▶ **Try it**: Some lines of these records may hold the word "Sequence"; state how many, using only the number.

▶ **Records**:
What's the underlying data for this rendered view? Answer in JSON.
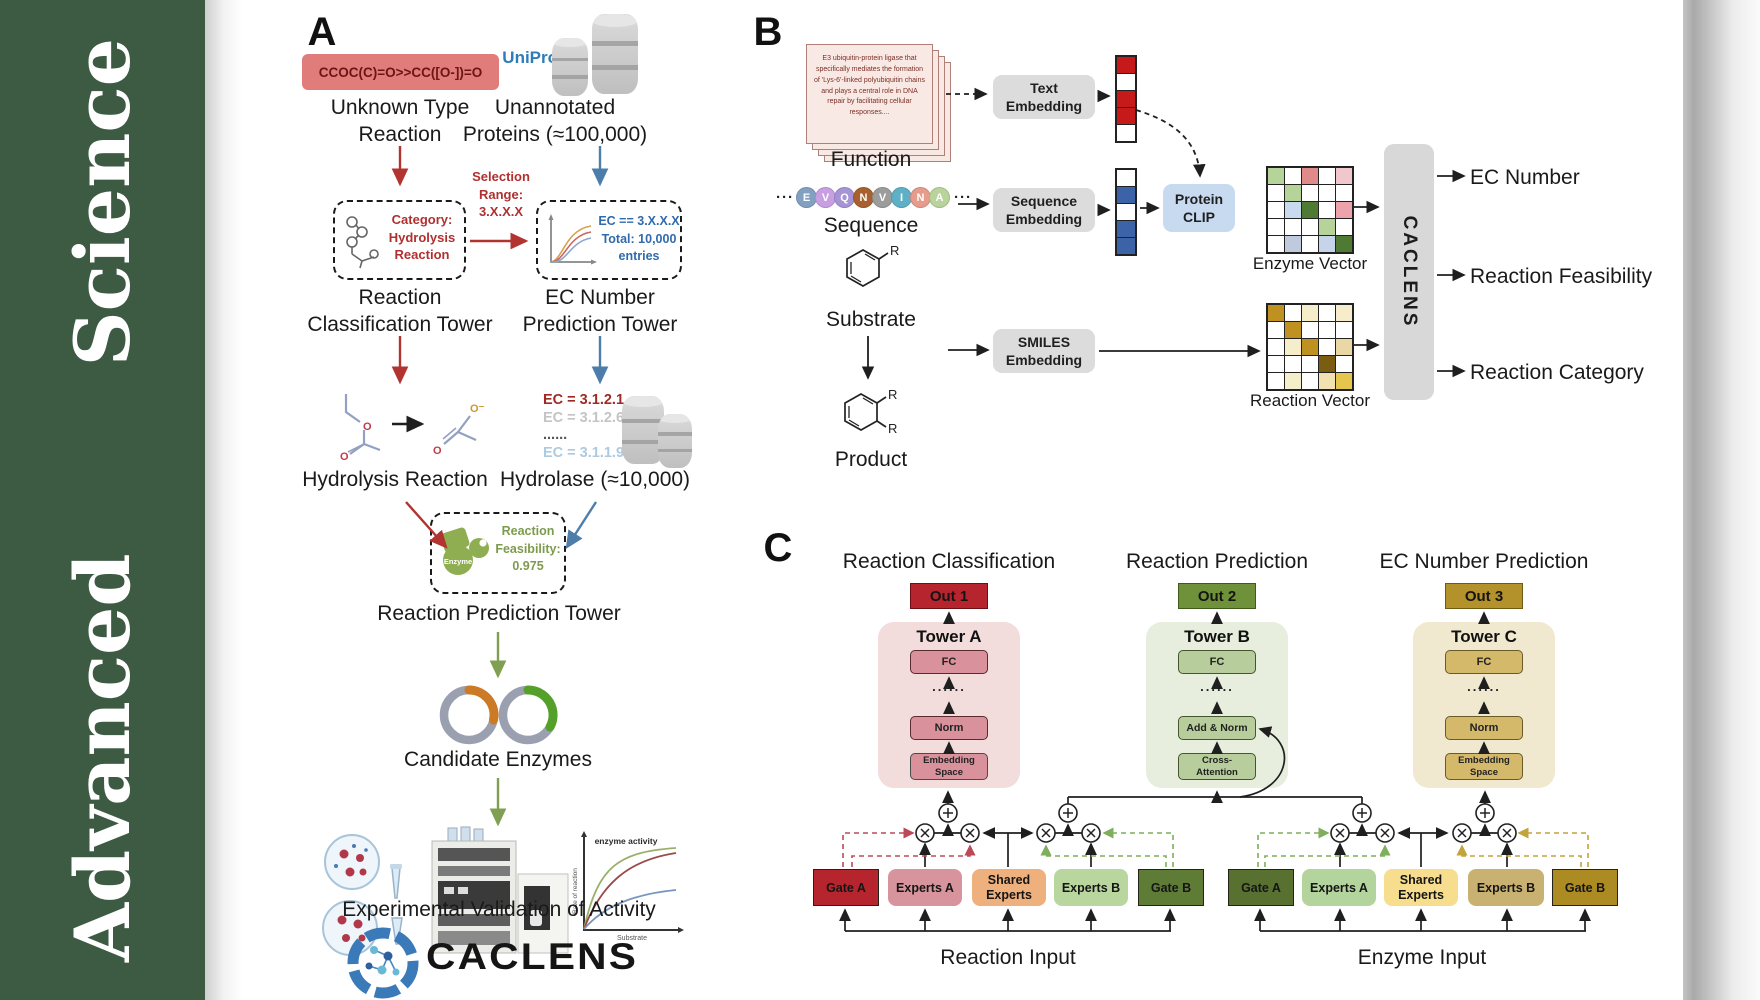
{
  "journal": {
    "top": "Science",
    "bottom": "Advanced",
    "banner_color": "#3c5b42"
  },
  "a": {
    "label": "A",
    "smiles": "CCOC(C)=O>>CC([O-])=O",
    "unknown": "Unknown Type\nReaction",
    "uniprot": "UniProt",
    "unannotated": "Unannotated\nProteins (≈100,000)",
    "selection": "Selection\nRange:\n3.X.X.X",
    "category": "Category:\nHydrolysis\nReaction",
    "ec_filter": "EC == 3.X.X.X\nTotal: 10,000\nentries",
    "rct": "Reaction\nClassification Tower",
    "ecpt": "EC Number\nPrediction Tower",
    "ec_list": [
      {
        "t": "EC = 3.1.2.1",
        "c": "#9e2a25"
      },
      {
        "t": "EC = 3.1.2.6",
        "c": "#c4c4c4"
      },
      {
        "t": "......",
        "c": "#555555"
      },
      {
        "t": "EC = 3.1.1.9",
        "c": "#aecade"
      }
    ],
    "hydrolysis": "Hydrolysis Reaction",
    "hydrolase": "Hydrolase (≈10,000)",
    "enzyme": "Enzyme",
    "feasibility": "Reaction\nFeasibility:\n0.975",
    "rpt": "Reaction Prediction Tower",
    "candidates": "Candidate Enzymes",
    "plot": {
      "y": "Rate of reaction",
      "x": "Substrate",
      "note": "enzyme activity"
    },
    "validation": "Experimental Validation of Activity",
    "logo": "CACLENS"
  },
  "b": {
    "label": "B",
    "card": "E3 ubiquitin-protein ligase that specifically mediates the formation of 'Lys-6'-linked polyubiquitin chains and plays a central role in DNA repair by facilitating cellular responses....",
    "function": "Function",
    "ell": "···",
    "residues": [
      {
        "l": "E",
        "c": "#82a0c2"
      },
      {
        "l": "V",
        "c": "#c79fe2"
      },
      {
        "l": "Q",
        "c": "#a694d6"
      },
      {
        "l": "N",
        "c": "#a8612e"
      },
      {
        "l": "V",
        "c": "#9c9c9c"
      },
      {
        "l": "I",
        "c": "#5fb0c6"
      },
      {
        "l": "N",
        "c": "#e79b8b"
      },
      {
        "l": "A",
        "c": "#b8d49b"
      }
    ],
    "sequence": "Sequence",
    "substrate": "Substrate",
    "product": "Product",
    "r": "R",
    "text_emb": "Text\nEmbedding",
    "seq_emb": "Sequence\nEmbedding",
    "smiles_emb": "SMILES\nEmbedding",
    "clip": "Protein\nCLIP",
    "text_vec": [
      "#c61a1a",
      "#ffffff",
      "#c61a1a",
      "#c61a1a",
      "#ffffff"
    ],
    "seq_vec": [
      "#ffffff",
      "#3c63a8",
      "#ffffff",
      "#3c63a8",
      "#3c63a8"
    ],
    "enzyme_vec_label": "Enzyme Vector",
    "enzyme_vec": [
      "#b6d49a",
      "#ffffff",
      "#e08a8a",
      "#ffffff",
      "#f2c6cd",
      "#ffffff",
      "#b6d49a",
      "#ffffff",
      "#ffffff",
      "#ffffff",
      "#ffffff",
      "#c9d9ee",
      "#4e7a33",
      "#ffffff",
      "#eba4ad",
      "#ffffff",
      "#ffffff",
      "#ffffff",
      "#b6d49a",
      "#ffffff",
      "#ffffff",
      "#bfcbdd",
      "#ffffff",
      "#c5d4ea",
      "#4e7a33"
    ],
    "reaction_vec_label": "Reaction Vector",
    "reaction_vec": [
      "#bf9120",
      "#ffffff",
      "#f6eecb",
      "#ffffff",
      "#f6eecb",
      "#ffffff",
      "#bf9120",
      "#ffffff",
      "#ffffff",
      "#ffffff",
      "#ffffff",
      "#f6eecb",
      "#bf9120",
      "#ffffff",
      "#ead8a4",
      "#ffffff",
      "#ffffff",
      "#ffffff",
      "#7a5d10",
      "#ffffff",
      "#ffffff",
      "#f6eecb",
      "#ffffff",
      "#f2e2b2",
      "#e6c54e"
    ],
    "caclens": "CACLENS",
    "outputs": [
      "EC Number",
      "Reaction Feasibility",
      "Reaction Category"
    ]
  },
  "c": {
    "label": "C",
    "titles": [
      "Reaction Classification",
      "Reaction Prediction",
      "EC Number Prediction"
    ],
    "outs": [
      {
        "t": "Out 1",
        "bg": "#b6242e",
        "bd": "#6f0f16"
      },
      {
        "t": "Out 2",
        "bg": "#6f9139",
        "bd": "#3f5a1a"
      },
      {
        "t": "Out 3",
        "bg": "#b3912b",
        "bd": "#6f5a12"
      }
    ],
    "towers": [
      {
        "title": "Tower A",
        "bg": "#f3dcdc",
        "box": "#d9929c",
        "bd": "#5a2a30",
        "layers": [
          "FC",
          "Norm",
          "Embedding\nSpace"
        ],
        "dots": "......"
      },
      {
        "title": "Tower B",
        "bg": "#e7eedd",
        "box": "#b7cd9c",
        "bd": "#46552f",
        "layers": [
          "FC",
          "Add & Norm",
          "Cross-\nAttention"
        ],
        "dots": "......"
      },
      {
        "title": "Tower C",
        "bg": "#f1e9cf",
        "box": "#d5b96b",
        "bd": "#6a5a28",
        "layers": [
          "FC",
          "Norm",
          "Embedding\nSpace"
        ],
        "dots": "......"
      }
    ],
    "left": {
      "gate_a": "Gate A",
      "experts_a": "Experts A",
      "shared": "Shared\nExperts",
      "experts_b": "Experts B",
      "gate_b": "Gate B",
      "input": "Reaction Input",
      "colors": {
        "gate_a": "#b6242e",
        "experts_a": "#d7949d",
        "shared": "#eeb07c",
        "experts_b": "#b9d69f",
        "gate_b": "#5e7c36"
      }
    },
    "right": {
      "gate_a": "Gate A",
      "experts_a": "Experts A",
      "shared": "Shared\nExperts",
      "experts_b": "Experts B",
      "gate_b": "Gate B",
      "input": "Enzyme Input",
      "colors": {
        "gate_a": "#587130",
        "experts_a": "#b3d49d",
        "shared": "#f6de8e",
        "experts_b": "#c9b172",
        "gate_b": "#ac8b22"
      }
    }
  }
}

▶ **Task solution**: 2